• What the task requires: How many of the lines below contain "piersi"? Answer with that number alone.

• Input for this task:
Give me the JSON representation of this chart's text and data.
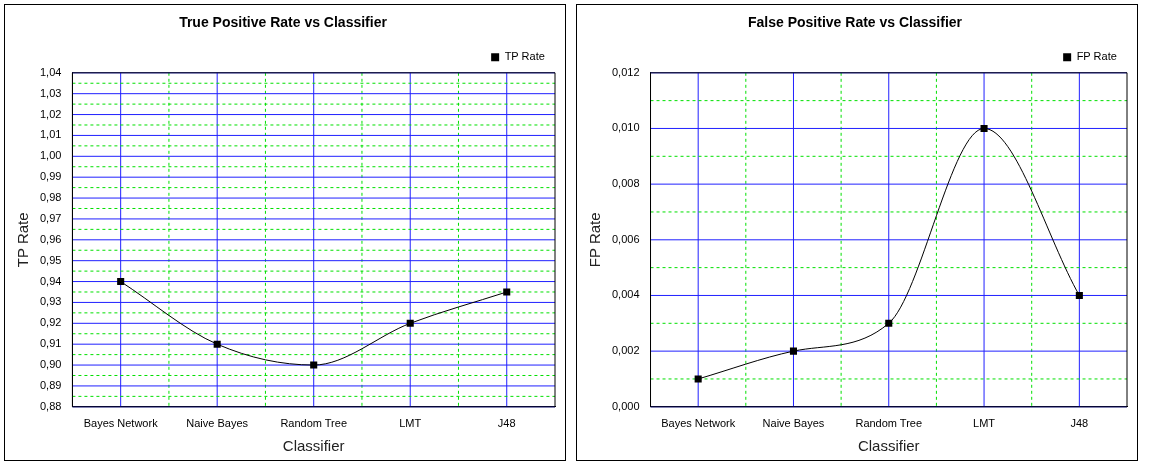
{
  "chart_data": [
    {
      "type": "line",
      "title": "True Positive Rate vs Classifier",
      "xlabel": "Classifier",
      "ylabel": "TP Rate",
      "categories": [
        "Bayes Network",
        "Naive Bayes",
        "Random Tree",
        "LMT",
        "J48"
      ],
      "series": [
        {
          "name": "TP Rate",
          "color": "#000000",
          "values": [
            0.94,
            0.91,
            0.9,
            0.92,
            0.935
          ]
        }
      ],
      "ylim": [
        0.88,
        1.04
      ],
      "yticks": [
        {
          "value": 0.88,
          "label": "0,88"
        },
        {
          "value": 0.89,
          "label": "0,89"
        },
        {
          "value": 0.9,
          "label": "0,90"
        },
        {
          "value": 0.91,
          "label": "0,91"
        },
        {
          "value": 0.92,
          "label": "0,92"
        },
        {
          "value": 0.93,
          "label": "0,93"
        },
        {
          "value": 0.94,
          "label": "0,94"
        },
        {
          "value": 0.95,
          "label": "0,95"
        },
        {
          "value": 0.96,
          "label": "0,96"
        },
        {
          "value": 0.97,
          "label": "0,97"
        },
        {
          "value": 0.98,
          "label": "0,98"
        },
        {
          "value": 0.99,
          "label": "0,99"
        },
        {
          "value": 1.0,
          "label": "1,00"
        },
        {
          "value": 1.01,
          "label": "1,01"
        },
        {
          "value": 1.02,
          "label": "1,02"
        },
        {
          "value": 1.03,
          "label": "1,03"
        },
        {
          "value": 1.04,
          "label": "1,04"
        }
      ],
      "grid": true,
      "legend": "top right",
      "marker": "square",
      "line_style": "solid"
    },
    {
      "type": "line",
      "title": "False Positive Rate vs Classifier",
      "xlabel": "Classifier",
      "ylabel": "FP Rate",
      "categories": [
        "Bayes Network",
        "Naive Bayes",
        "Random Tree",
        "LMT",
        "J48"
      ],
      "series": [
        {
          "name": "FP Rate",
          "color": "#000000",
          "values": [
            0.001,
            0.002,
            0.003,
            0.01,
            0.004
          ]
        }
      ],
      "ylim": [
        0,
        0.012
      ],
      "yticks": [
        {
          "value": 0,
          "label": "0,000"
        },
        {
          "value": 0.002,
          "label": "0,002"
        },
        {
          "value": 0.004,
          "label": "0,004"
        },
        {
          "value": 0.006,
          "label": "0,006"
        },
        {
          "value": 0.008,
          "label": "0,008"
        },
        {
          "value": 0.01,
          "label": "0,010"
        },
        {
          "value": 0.012,
          "label": "0,012"
        }
      ],
      "grid": true,
      "legend": "top right",
      "marker": "square",
      "line_style": "solid"
    }
  ]
}
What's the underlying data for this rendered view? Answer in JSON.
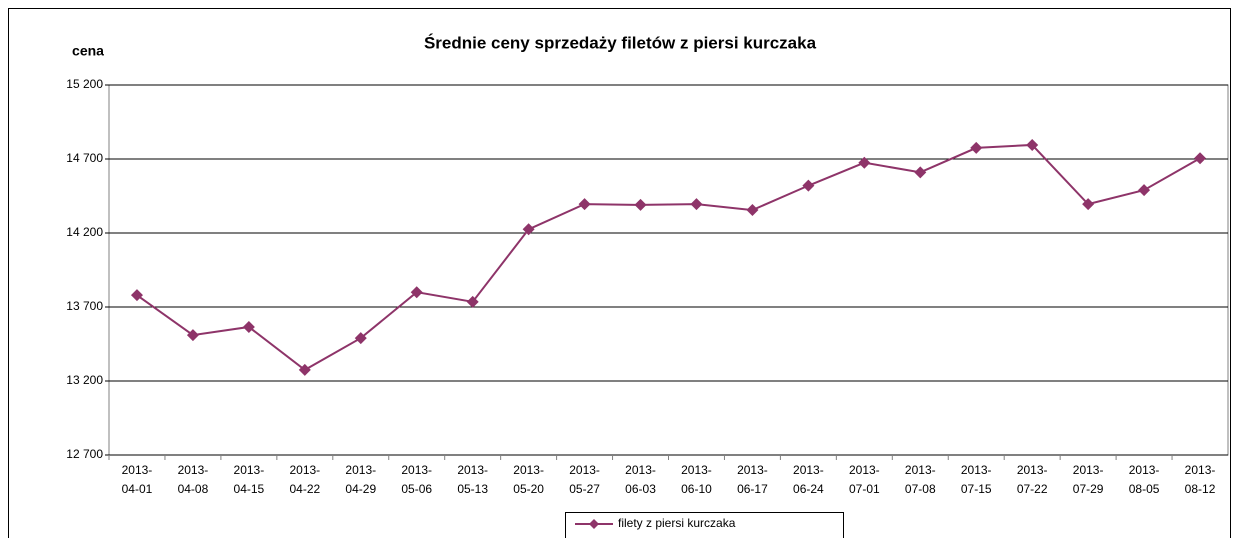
{
  "chart_data": {
    "type": "line",
    "title": "Średnie ceny sprzedaży filetów z piersi kurczaka",
    "y_label": "cena",
    "categories": [
      "2013-04-01",
      "2013-04-08",
      "2013-04-15",
      "2013-04-22",
      "2013-04-29",
      "2013-05-06",
      "2013-05-13",
      "2013-05-20",
      "2013-05-27",
      "2013-06-03",
      "2013-06-10",
      "2013-06-17",
      "2013-06-24",
      "2013-07-01",
      "2013-07-08",
      "2013-07-15",
      "2013-07-22",
      "2013-07-29",
      "2013-08-05",
      "2013-08-12"
    ],
    "series": [
      {
        "name": "filety z piersi kurczaka",
        "color": "#8e3469",
        "values": [
          13780,
          13510,
          13565,
          13275,
          13490,
          13800,
          13735,
          14225,
          14395,
          14390,
          14395,
          14355,
          14520,
          14675,
          14610,
          14775,
          14795,
          14395,
          14490,
          14705
        ]
      }
    ],
    "ylim": [
      12700,
      15200
    ],
    "yticks": [
      {
        "value": 12700,
        "label": "12 700"
      },
      {
        "value": 13200,
        "label": "13 200"
      },
      {
        "value": 13700,
        "label": "13 700"
      },
      {
        "value": 14200,
        "label": "14 200"
      },
      {
        "value": 14700,
        "label": "14 700"
      },
      {
        "value": 15200,
        "label": "15 200"
      }
    ],
    "grid": true,
    "legend": "bottom"
  }
}
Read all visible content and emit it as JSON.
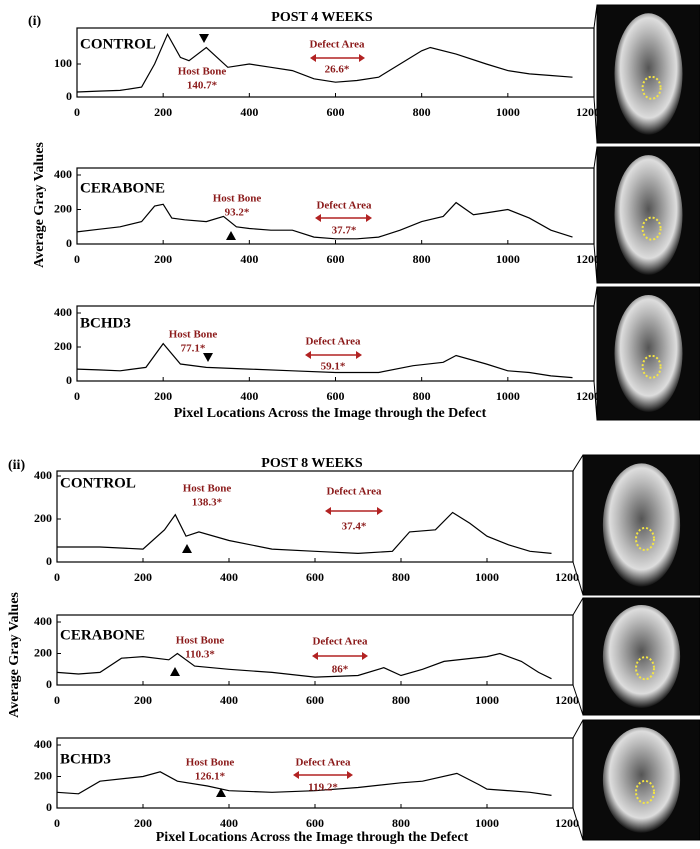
{
  "panels": [
    {
      "label": "(i)",
      "title": "POST 4 WEEKS",
      "ylabel": "Average Gray Values",
      "xlabel": "Pixel Locations Across the Image through the Defect"
    },
    {
      "label": "(ii)",
      "title": "POST 8 WEEKS",
      "ylabel": "Average Gray Values",
      "xlabel": "Pixel Locations Across the Image through the Defect"
    }
  ],
  "chart_data": [
    {
      "type": "line",
      "title": "CONTROL",
      "color": "#000000",
      "x": [
        0,
        50,
        100,
        150,
        180,
        210,
        240,
        260,
        300,
        350,
        400,
        450,
        500,
        550,
        600,
        650,
        700,
        750,
        800,
        820,
        880,
        950,
        1000,
        1050,
        1100,
        1150
      ],
      "values": [
        15,
        18,
        20,
        30,
        100,
        190,
        120,
        110,
        150,
        90,
        100,
        90,
        80,
        55,
        45,
        50,
        60,
        100,
        140,
        150,
        130,
        100,
        80,
        70,
        65,
        60
      ],
      "xlim": [
        0,
        1200
      ],
      "xticks": [
        0,
        200,
        400,
        600,
        800,
        1000,
        1200
      ],
      "ylim": [
        0,
        200
      ],
      "yticks": [
        0,
        100
      ],
      "host_bone_label": "Host Bone",
      "host_bone_value": "140.7*",
      "defect_label": "Defect Area",
      "defect_value": "26.6*"
    },
    {
      "type": "line",
      "title": "CERABONE",
      "color": "#000000",
      "x": [
        0,
        50,
        100,
        150,
        180,
        200,
        220,
        250,
        300,
        340,
        370,
        400,
        450,
        500,
        550,
        600,
        650,
        700,
        750,
        800,
        850,
        880,
        920,
        950,
        1000,
        1050,
        1100,
        1150
      ],
      "values": [
        70,
        85,
        100,
        130,
        220,
        230,
        150,
        140,
        130,
        160,
        100,
        90,
        80,
        80,
        40,
        30,
        30,
        40,
        80,
        130,
        160,
        240,
        170,
        180,
        200,
        150,
        80,
        40
      ],
      "xlim": [
        0,
        1200
      ],
      "xticks": [
        0,
        200,
        400,
        600,
        800,
        1000,
        1200
      ],
      "ylim": [
        0,
        400
      ],
      "yticks": [
        0,
        200,
        400
      ],
      "host_bone_label": "Host Bone",
      "host_bone_value": "93.2*",
      "defect_label": "Defect Area",
      "defect_value": "37.7*"
    },
    {
      "type": "line",
      "title": "BCHD3",
      "color": "#000000",
      "x": [
        0,
        50,
        100,
        160,
        200,
        240,
        300,
        400,
        500,
        600,
        700,
        780,
        850,
        880,
        950,
        1000,
        1050,
        1100,
        1150
      ],
      "values": [
        70,
        65,
        60,
        80,
        220,
        100,
        80,
        70,
        60,
        50,
        50,
        90,
        110,
        150,
        100,
        60,
        50,
        30,
        20
      ],
      "xlim": [
        0,
        1200
      ],
      "xticks": [
        0,
        200,
        400,
        600,
        800,
        1000,
        1200
      ],
      "ylim": [
        0,
        400
      ],
      "yticks": [
        0,
        200,
        400
      ],
      "host_bone_label": "Host Bone",
      "host_bone_value": "77.1*",
      "defect_label": "Defect Area",
      "defect_value": "59.1*"
    },
    {
      "type": "line",
      "title": "CONTROL",
      "color": "#000000",
      "x": [
        0,
        100,
        200,
        250,
        275,
        300,
        330,
        400,
        500,
        600,
        700,
        780,
        820,
        880,
        920,
        960,
        1000,
        1050,
        1100,
        1150
      ],
      "values": [
        70,
        70,
        60,
        150,
        220,
        120,
        140,
        100,
        60,
        50,
        40,
        50,
        140,
        150,
        230,
        180,
        120,
        80,
        50,
        40
      ],
      "xlim": [
        0,
        1200
      ],
      "xticks": [
        0,
        200,
        400,
        600,
        800,
        1000,
        1200
      ],
      "ylim": [
        0,
        400
      ],
      "yticks": [
        0,
        200,
        400
      ],
      "host_bone_label": "Host Bone",
      "host_bone_value": "138.3*",
      "defect_label": "Defect Area",
      "defect_value": "37.4*"
    },
    {
      "type": "line",
      "title": "CERABONE",
      "color": "#000000",
      "x": [
        0,
        50,
        100,
        150,
        200,
        260,
        280,
        320,
        400,
        500,
        600,
        700,
        760,
        800,
        850,
        900,
        1000,
        1030,
        1080,
        1120,
        1150
      ],
      "values": [
        80,
        70,
        80,
        170,
        180,
        160,
        200,
        120,
        100,
        80,
        50,
        60,
        110,
        60,
        100,
        150,
        180,
        200,
        150,
        80,
        40
      ],
      "xlim": [
        0,
        1200
      ],
      "xticks": [
        0,
        200,
        400,
        600,
        800,
        1000,
        1200
      ],
      "ylim": [
        0,
        400
      ],
      "yticks": [
        0,
        200,
        400
      ],
      "host_bone_label": "Host Bone",
      "host_bone_value": "110.3*",
      "defect_label": "Defect Area",
      "defect_value": "86*"
    },
    {
      "type": "line",
      "title": "BCHD3",
      "color": "#000000",
      "x": [
        0,
        50,
        100,
        200,
        240,
        280,
        350,
        400,
        500,
        600,
        700,
        800,
        850,
        930,
        980,
        1000,
        1100,
        1150
      ],
      "values": [
        100,
        90,
        170,
        200,
        230,
        170,
        140,
        110,
        100,
        110,
        130,
        160,
        170,
        220,
        150,
        120,
        100,
        80
      ],
      "xlim": [
        0,
        1200
      ],
      "xticks": [
        0,
        200,
        400,
        600,
        800,
        1000,
        1200
      ],
      "ylim": [
        0,
        400
      ],
      "yticks": [
        0,
        200,
        400
      ],
      "host_bone_label": "Host Bone",
      "host_bone_value": "126.1*",
      "defect_label": "Defect Area",
      "defect_value": "119.2*"
    }
  ]
}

• Output: 2